**EXERCISE REQUIREMENTS**
Select and copy out every line in the records containing "بالیوود".

####

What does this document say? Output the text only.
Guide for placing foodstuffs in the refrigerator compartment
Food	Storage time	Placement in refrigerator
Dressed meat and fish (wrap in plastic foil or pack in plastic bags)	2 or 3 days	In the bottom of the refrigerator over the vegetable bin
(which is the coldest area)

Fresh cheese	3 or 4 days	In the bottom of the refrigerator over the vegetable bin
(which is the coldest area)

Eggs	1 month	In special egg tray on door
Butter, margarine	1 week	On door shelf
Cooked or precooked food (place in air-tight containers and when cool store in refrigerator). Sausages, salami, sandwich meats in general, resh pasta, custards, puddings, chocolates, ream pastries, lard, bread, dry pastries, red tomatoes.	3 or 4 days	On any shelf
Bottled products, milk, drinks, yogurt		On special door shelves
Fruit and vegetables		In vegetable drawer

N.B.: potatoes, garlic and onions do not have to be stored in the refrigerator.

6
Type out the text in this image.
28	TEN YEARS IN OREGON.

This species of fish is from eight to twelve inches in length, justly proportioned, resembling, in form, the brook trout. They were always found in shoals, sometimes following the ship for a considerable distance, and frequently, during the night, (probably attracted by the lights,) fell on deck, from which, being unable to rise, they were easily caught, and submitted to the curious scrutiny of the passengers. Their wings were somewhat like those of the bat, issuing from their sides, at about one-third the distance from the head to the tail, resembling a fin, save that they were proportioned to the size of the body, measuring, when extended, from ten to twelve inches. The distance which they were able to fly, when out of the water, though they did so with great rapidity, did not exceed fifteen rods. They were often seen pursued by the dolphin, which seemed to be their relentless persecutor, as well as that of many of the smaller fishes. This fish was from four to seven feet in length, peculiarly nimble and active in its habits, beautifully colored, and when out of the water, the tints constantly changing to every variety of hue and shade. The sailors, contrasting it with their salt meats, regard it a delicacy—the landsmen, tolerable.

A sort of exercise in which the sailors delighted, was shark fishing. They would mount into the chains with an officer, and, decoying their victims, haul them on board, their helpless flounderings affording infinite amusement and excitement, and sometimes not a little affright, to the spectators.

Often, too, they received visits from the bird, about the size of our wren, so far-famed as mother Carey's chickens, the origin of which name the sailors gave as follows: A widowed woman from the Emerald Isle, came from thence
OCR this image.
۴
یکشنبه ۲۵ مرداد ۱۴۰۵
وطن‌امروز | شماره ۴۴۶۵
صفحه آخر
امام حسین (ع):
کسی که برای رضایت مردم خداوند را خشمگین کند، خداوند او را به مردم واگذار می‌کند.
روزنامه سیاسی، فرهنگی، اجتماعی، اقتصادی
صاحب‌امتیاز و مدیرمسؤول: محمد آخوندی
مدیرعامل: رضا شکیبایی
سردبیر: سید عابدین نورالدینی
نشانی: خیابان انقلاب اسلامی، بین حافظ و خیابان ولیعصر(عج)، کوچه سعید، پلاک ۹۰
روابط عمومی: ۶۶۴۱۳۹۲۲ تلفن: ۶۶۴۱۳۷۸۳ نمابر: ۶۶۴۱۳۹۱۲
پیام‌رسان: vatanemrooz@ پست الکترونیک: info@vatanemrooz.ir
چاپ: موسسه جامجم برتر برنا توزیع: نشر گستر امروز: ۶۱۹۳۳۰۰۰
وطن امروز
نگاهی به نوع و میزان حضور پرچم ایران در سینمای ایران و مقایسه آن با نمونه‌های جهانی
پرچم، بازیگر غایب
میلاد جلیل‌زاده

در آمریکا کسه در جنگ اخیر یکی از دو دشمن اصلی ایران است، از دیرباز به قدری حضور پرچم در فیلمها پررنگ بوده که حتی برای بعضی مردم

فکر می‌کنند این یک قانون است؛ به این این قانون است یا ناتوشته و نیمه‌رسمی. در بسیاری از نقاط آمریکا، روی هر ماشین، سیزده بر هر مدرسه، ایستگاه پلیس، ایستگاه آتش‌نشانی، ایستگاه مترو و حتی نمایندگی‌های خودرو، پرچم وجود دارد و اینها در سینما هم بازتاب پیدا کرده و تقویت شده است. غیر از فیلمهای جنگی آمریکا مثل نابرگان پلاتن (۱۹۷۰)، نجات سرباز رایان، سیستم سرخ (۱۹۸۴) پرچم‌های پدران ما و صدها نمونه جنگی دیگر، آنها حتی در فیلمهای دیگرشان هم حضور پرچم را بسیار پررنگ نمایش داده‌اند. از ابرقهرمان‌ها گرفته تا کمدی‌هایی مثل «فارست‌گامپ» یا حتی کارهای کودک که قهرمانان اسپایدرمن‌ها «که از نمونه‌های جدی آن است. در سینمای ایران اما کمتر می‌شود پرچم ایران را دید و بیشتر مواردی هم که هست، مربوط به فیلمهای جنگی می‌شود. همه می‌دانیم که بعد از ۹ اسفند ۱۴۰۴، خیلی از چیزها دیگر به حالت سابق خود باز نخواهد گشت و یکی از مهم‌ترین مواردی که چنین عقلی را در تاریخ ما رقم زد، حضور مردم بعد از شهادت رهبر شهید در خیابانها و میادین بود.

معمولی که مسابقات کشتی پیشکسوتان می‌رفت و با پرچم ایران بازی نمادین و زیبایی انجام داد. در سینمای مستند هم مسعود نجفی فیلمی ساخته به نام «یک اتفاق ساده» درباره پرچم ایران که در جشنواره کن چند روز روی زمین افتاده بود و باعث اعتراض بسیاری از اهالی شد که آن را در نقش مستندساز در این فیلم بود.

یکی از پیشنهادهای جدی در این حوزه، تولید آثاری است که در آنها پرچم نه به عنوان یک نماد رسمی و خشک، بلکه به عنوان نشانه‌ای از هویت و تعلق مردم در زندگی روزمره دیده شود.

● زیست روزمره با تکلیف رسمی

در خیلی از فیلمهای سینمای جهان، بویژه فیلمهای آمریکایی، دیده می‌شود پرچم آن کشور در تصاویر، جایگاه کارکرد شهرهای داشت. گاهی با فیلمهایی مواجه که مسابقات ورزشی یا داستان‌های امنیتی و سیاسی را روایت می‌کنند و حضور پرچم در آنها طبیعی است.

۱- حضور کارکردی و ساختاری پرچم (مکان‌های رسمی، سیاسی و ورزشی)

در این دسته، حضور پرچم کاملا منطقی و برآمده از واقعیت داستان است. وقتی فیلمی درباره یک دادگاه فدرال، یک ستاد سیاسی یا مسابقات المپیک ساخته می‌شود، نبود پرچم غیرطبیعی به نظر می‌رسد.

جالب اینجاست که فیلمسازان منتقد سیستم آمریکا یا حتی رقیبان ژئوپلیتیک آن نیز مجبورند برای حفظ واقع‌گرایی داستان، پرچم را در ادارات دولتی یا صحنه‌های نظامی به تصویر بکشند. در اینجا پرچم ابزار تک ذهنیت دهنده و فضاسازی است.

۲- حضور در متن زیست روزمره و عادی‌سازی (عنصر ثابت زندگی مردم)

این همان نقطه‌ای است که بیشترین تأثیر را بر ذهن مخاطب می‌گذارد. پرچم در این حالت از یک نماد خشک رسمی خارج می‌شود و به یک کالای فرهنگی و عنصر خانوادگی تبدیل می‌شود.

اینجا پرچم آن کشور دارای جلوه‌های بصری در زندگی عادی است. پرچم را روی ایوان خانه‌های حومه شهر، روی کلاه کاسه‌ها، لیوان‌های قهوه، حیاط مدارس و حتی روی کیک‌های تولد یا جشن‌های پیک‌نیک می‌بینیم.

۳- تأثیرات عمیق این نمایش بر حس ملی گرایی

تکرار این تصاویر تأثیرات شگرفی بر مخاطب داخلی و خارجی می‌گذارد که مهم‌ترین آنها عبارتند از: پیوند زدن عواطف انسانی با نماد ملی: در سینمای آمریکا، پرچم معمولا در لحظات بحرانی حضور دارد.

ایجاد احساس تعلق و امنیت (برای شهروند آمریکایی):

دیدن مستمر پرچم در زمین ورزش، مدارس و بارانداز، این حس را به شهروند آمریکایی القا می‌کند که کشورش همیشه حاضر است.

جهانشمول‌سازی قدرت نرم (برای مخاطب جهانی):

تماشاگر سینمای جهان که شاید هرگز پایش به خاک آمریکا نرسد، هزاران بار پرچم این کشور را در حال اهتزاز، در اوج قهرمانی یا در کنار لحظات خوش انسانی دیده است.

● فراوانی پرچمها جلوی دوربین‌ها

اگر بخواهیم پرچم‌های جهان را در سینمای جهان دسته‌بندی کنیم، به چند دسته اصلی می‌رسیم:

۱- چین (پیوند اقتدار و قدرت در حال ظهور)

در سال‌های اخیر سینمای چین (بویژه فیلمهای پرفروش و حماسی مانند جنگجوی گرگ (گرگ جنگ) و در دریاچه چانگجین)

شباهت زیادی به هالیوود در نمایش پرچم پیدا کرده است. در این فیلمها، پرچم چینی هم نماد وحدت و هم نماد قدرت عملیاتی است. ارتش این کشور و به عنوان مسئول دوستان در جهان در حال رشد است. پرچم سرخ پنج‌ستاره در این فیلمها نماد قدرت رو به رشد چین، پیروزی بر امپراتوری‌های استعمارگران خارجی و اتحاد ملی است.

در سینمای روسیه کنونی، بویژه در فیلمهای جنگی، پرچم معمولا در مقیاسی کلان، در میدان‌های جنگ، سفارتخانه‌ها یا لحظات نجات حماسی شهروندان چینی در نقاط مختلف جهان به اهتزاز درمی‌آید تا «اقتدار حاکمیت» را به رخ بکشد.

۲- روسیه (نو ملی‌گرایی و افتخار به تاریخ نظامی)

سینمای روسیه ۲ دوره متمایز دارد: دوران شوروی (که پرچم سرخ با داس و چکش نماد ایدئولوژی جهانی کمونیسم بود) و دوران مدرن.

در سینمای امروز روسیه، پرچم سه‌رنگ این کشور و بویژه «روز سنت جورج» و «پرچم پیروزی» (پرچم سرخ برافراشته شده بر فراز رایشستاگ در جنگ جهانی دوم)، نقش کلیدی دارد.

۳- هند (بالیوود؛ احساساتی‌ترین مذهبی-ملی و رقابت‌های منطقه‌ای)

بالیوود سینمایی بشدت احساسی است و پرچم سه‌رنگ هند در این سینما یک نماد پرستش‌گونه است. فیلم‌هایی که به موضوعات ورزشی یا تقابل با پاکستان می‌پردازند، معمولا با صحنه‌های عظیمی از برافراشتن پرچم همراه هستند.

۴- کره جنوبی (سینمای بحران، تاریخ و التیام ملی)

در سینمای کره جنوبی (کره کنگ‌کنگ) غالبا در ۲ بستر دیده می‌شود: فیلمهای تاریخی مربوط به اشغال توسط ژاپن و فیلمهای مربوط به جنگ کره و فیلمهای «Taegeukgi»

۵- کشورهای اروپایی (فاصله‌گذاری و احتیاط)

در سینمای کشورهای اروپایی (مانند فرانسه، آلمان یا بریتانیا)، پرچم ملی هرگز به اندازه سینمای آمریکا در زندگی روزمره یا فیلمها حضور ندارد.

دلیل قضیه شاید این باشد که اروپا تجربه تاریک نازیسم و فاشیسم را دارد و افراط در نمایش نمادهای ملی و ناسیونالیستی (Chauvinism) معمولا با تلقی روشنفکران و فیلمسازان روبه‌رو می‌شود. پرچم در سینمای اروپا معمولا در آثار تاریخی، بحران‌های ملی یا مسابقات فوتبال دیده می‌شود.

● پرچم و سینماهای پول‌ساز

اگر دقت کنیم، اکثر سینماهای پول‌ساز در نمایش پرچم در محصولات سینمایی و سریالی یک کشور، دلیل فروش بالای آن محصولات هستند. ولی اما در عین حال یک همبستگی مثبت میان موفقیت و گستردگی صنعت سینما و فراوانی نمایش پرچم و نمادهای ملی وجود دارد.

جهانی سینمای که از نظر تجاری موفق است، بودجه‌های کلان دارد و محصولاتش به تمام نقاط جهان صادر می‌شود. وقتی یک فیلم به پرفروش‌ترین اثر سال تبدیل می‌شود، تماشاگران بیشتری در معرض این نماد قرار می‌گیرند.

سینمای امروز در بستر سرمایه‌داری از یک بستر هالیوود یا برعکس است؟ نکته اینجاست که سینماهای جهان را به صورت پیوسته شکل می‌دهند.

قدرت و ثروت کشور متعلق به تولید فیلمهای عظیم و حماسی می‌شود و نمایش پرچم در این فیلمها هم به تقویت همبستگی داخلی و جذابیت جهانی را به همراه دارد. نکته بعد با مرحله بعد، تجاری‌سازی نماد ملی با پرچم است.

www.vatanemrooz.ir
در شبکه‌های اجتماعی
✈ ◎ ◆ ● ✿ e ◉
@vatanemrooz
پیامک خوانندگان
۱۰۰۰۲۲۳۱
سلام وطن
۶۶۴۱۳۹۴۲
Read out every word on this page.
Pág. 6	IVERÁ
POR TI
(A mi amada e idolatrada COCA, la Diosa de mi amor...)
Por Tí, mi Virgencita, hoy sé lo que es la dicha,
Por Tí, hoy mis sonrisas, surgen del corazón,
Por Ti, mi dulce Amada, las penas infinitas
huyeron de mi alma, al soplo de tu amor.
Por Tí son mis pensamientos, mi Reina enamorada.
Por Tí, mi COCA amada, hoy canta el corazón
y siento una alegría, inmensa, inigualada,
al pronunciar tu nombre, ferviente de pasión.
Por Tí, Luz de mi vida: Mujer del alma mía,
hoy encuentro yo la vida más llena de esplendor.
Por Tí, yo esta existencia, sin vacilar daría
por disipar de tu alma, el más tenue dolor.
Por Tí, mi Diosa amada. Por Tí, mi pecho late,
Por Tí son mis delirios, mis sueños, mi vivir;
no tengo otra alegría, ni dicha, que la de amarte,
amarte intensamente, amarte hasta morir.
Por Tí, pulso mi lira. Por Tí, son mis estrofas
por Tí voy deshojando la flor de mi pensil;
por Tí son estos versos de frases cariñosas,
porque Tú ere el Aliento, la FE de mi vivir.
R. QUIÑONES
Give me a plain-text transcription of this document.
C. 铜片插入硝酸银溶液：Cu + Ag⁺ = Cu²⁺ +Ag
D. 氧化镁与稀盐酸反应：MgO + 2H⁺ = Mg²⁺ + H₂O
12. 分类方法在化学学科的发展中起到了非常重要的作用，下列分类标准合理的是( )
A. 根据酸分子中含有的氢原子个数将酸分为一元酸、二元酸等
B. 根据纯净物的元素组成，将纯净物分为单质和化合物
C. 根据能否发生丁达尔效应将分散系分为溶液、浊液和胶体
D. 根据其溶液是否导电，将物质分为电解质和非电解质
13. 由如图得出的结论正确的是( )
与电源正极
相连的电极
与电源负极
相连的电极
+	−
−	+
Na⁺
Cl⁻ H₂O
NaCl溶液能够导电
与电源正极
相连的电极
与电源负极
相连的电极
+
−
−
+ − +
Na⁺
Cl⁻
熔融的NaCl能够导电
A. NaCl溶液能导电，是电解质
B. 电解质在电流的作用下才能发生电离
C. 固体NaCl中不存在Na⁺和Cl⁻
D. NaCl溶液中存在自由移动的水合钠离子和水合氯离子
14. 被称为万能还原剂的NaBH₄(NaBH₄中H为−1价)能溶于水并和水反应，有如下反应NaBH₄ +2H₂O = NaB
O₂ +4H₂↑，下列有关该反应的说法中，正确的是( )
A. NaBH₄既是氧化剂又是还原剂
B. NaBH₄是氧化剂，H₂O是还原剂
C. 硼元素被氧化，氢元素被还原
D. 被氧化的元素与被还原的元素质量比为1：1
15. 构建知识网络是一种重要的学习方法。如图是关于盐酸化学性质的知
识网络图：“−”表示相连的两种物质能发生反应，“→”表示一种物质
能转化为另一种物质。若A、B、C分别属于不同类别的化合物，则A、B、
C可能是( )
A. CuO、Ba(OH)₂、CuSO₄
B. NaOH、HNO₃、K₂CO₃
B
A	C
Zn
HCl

####

**RESULT**
۳- هند (بالیوود؛ احساساتی‌ترین مذهبی-ملی و رقابت‌های منطقه‌ای)
بالیوود سینمایی بشدت احساسی است و پرچم سه‌رنگ هند در این سینما یک نماد پرستش‌گونه است. فیلم‌هایی که به موضوعات ورزشی یا تقابل با پاکستان می‌پردازند، معمولا با صحنه‌های عظیمی از برافراشتن پرچم همراه هستند.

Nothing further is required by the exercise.